Extract each line bearing the word "Regler".

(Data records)
-=-=-

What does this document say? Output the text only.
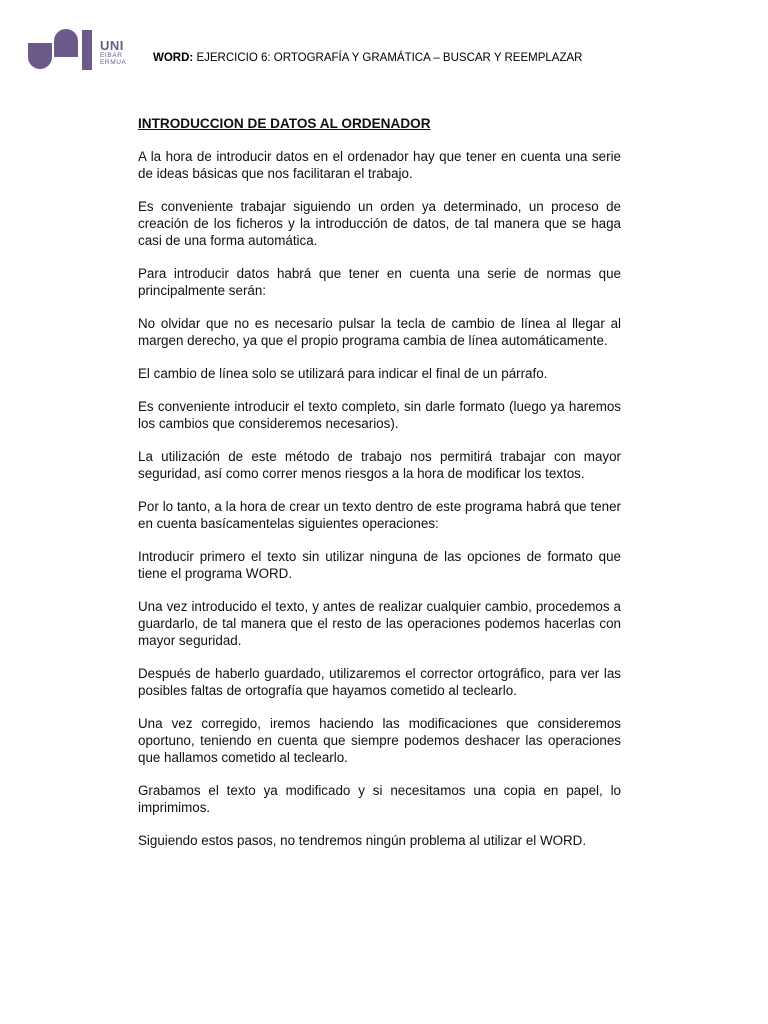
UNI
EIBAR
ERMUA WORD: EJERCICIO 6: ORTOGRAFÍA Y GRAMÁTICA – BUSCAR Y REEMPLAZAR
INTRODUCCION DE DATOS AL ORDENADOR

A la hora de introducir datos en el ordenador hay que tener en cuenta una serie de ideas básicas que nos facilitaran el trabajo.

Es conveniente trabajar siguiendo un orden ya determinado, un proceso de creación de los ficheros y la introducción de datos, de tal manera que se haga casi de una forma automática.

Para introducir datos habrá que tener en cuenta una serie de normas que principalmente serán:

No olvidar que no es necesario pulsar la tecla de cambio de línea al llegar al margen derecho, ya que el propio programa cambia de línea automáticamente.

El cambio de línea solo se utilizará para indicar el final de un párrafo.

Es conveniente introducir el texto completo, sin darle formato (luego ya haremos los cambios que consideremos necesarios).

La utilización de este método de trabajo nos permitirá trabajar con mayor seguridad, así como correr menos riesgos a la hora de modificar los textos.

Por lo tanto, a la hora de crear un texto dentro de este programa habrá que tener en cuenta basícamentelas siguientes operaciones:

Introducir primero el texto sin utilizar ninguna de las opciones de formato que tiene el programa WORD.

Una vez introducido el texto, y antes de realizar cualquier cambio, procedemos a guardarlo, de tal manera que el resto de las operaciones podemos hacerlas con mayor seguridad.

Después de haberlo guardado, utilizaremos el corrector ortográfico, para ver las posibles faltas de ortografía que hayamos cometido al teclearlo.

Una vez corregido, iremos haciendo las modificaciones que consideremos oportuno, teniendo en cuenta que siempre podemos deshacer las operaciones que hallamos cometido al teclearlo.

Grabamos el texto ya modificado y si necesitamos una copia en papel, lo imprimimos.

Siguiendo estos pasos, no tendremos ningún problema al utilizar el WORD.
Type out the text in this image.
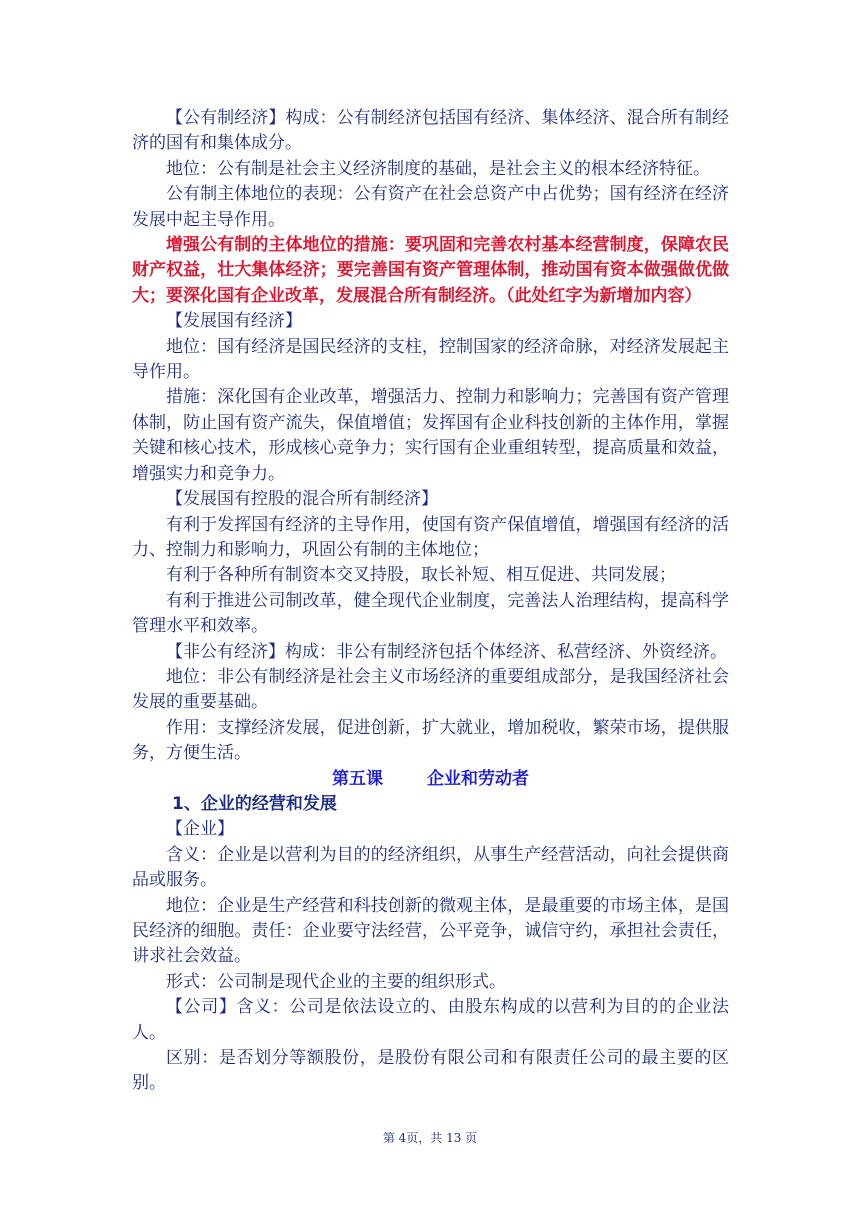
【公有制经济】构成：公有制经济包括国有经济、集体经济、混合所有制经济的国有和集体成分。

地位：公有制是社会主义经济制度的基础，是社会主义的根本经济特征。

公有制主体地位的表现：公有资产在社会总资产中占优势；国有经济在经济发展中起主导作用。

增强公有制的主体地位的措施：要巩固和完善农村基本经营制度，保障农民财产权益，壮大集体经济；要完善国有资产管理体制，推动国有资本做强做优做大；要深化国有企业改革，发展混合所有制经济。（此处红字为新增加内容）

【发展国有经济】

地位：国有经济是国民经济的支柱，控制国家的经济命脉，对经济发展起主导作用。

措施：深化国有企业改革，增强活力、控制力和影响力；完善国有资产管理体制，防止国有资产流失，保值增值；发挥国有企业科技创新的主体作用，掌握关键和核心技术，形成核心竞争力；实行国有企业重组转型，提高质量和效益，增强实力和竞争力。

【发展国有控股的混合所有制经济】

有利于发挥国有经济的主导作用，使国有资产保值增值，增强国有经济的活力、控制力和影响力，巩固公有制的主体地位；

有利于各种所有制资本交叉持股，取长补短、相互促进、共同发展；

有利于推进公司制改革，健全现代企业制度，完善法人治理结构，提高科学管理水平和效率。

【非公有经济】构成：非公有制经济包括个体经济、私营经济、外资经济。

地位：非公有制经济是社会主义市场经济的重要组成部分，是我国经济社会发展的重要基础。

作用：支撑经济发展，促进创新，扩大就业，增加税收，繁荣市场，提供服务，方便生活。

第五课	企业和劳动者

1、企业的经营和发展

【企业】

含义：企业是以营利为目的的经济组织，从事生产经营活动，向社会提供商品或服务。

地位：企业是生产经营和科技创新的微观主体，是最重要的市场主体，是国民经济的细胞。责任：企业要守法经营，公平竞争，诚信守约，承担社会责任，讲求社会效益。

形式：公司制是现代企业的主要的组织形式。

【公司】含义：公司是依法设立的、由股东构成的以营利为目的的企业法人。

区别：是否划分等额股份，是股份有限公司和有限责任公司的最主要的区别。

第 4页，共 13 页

-=-=-

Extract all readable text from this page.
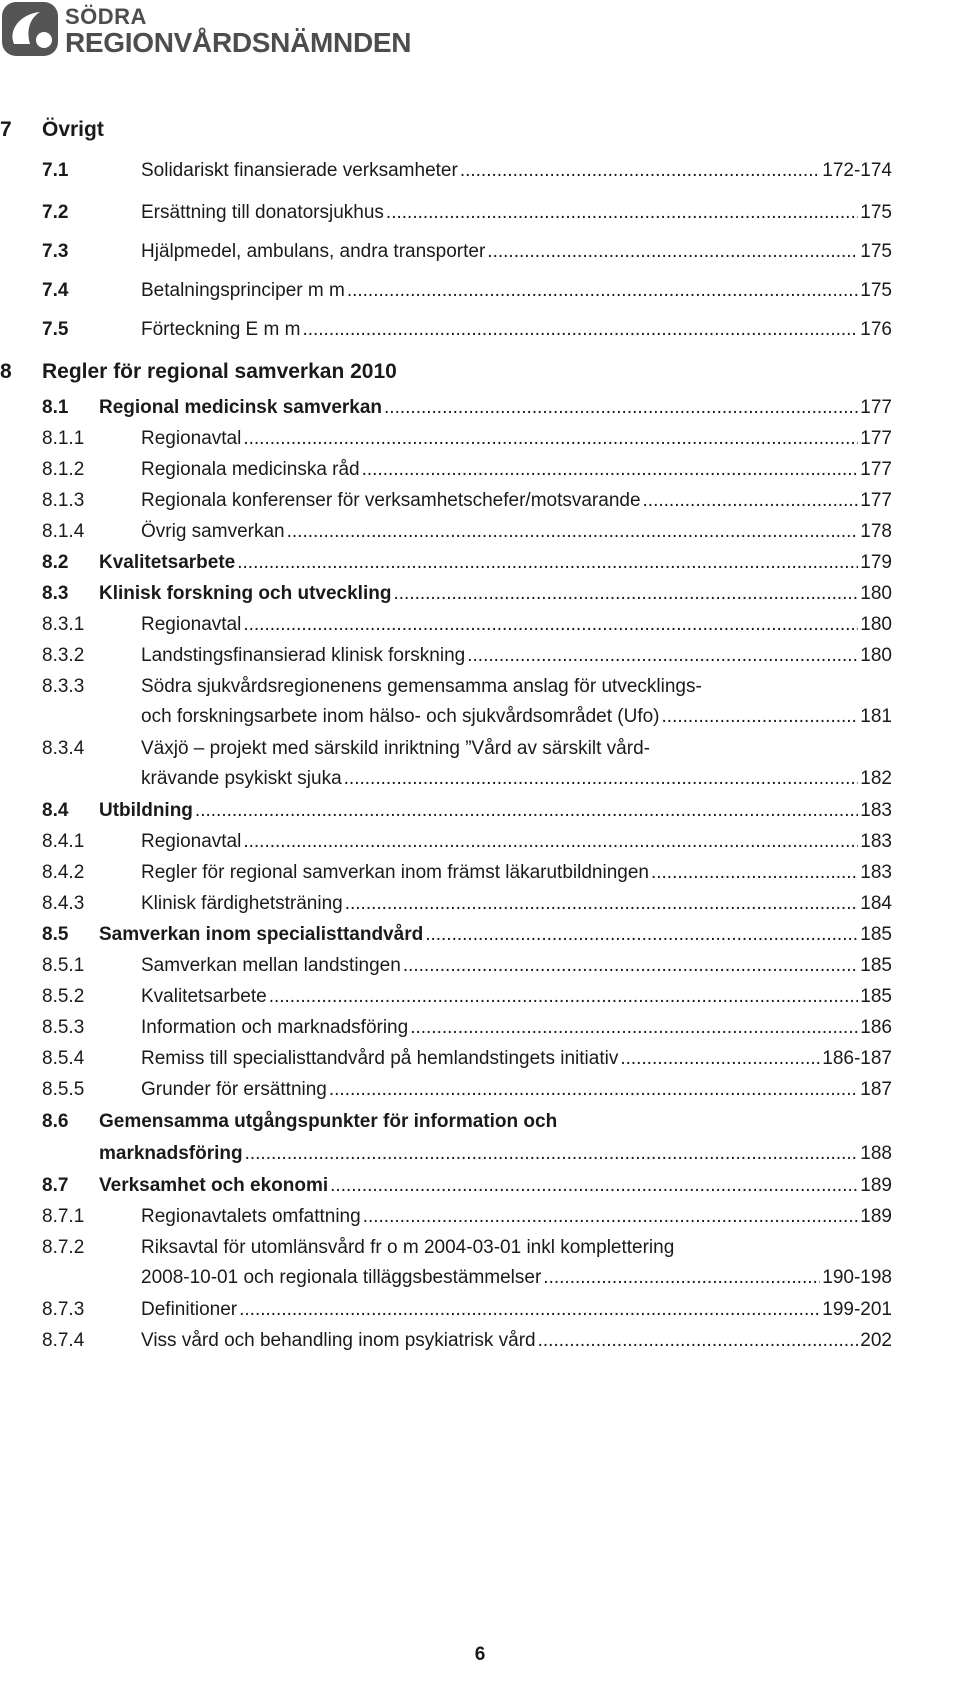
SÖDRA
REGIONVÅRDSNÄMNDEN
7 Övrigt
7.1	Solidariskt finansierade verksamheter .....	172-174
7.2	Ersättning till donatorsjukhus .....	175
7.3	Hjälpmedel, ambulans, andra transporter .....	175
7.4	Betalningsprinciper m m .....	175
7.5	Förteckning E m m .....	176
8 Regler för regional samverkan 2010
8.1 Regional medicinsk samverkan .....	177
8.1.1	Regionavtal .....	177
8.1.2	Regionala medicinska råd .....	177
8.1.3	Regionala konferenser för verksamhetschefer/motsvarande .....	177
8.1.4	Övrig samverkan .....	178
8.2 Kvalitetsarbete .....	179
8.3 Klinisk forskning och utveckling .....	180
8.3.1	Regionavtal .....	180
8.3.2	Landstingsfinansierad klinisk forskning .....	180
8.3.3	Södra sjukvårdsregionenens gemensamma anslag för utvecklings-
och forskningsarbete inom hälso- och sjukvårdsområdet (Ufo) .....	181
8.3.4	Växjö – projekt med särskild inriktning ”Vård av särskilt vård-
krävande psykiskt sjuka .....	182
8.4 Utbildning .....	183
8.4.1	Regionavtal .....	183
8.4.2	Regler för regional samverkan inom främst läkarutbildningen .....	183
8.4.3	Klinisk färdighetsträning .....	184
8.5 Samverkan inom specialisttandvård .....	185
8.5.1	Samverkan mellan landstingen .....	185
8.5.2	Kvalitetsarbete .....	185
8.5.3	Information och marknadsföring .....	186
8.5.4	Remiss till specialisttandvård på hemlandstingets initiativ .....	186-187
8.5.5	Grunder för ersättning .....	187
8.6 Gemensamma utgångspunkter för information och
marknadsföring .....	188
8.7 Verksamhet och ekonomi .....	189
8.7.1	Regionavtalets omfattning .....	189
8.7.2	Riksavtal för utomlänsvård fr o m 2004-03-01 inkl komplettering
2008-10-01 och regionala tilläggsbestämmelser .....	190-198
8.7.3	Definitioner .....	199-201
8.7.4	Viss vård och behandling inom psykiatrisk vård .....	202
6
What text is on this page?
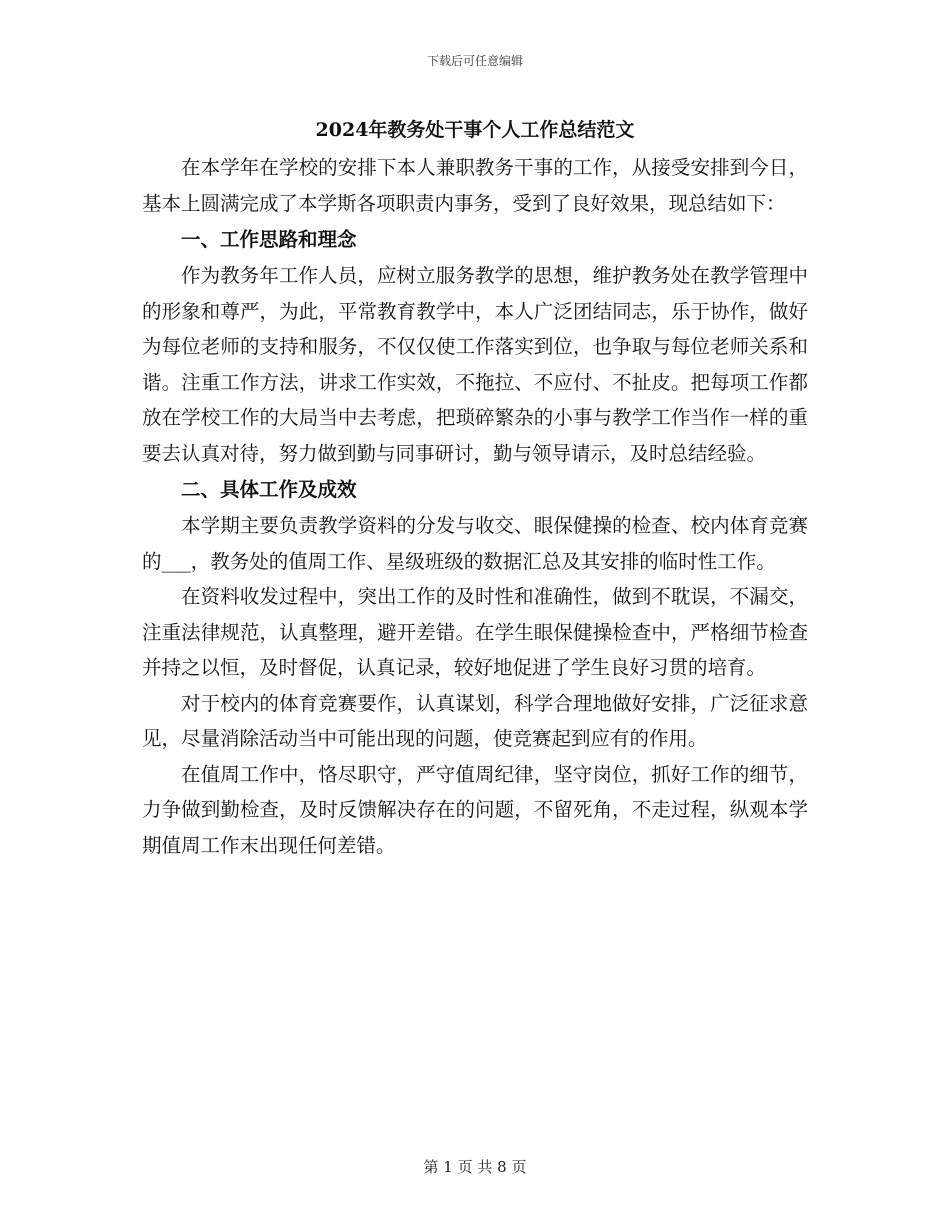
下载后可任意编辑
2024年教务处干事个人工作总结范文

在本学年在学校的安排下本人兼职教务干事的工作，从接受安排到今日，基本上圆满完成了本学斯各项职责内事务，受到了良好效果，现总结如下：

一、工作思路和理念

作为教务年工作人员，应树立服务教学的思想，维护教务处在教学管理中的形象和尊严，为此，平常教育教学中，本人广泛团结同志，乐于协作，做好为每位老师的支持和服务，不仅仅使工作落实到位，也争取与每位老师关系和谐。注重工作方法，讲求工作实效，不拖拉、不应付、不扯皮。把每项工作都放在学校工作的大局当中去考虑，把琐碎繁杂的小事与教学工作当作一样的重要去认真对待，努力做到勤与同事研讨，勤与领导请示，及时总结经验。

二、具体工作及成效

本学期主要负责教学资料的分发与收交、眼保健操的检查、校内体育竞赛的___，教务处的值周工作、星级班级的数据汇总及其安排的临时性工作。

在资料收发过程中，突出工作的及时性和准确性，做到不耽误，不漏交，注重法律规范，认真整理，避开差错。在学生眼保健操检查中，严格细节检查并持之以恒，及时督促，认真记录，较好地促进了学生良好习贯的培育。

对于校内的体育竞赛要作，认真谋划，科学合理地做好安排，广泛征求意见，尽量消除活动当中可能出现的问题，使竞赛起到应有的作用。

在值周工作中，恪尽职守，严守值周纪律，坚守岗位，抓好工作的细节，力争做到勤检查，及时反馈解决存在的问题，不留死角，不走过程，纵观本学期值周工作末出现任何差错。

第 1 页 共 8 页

-=-=-

REPLY TO THE TASK:
8 Regler för regional samverkan 2010
8.4.2	Regler för regional samverkan inom främst läkarutbildningen .....	183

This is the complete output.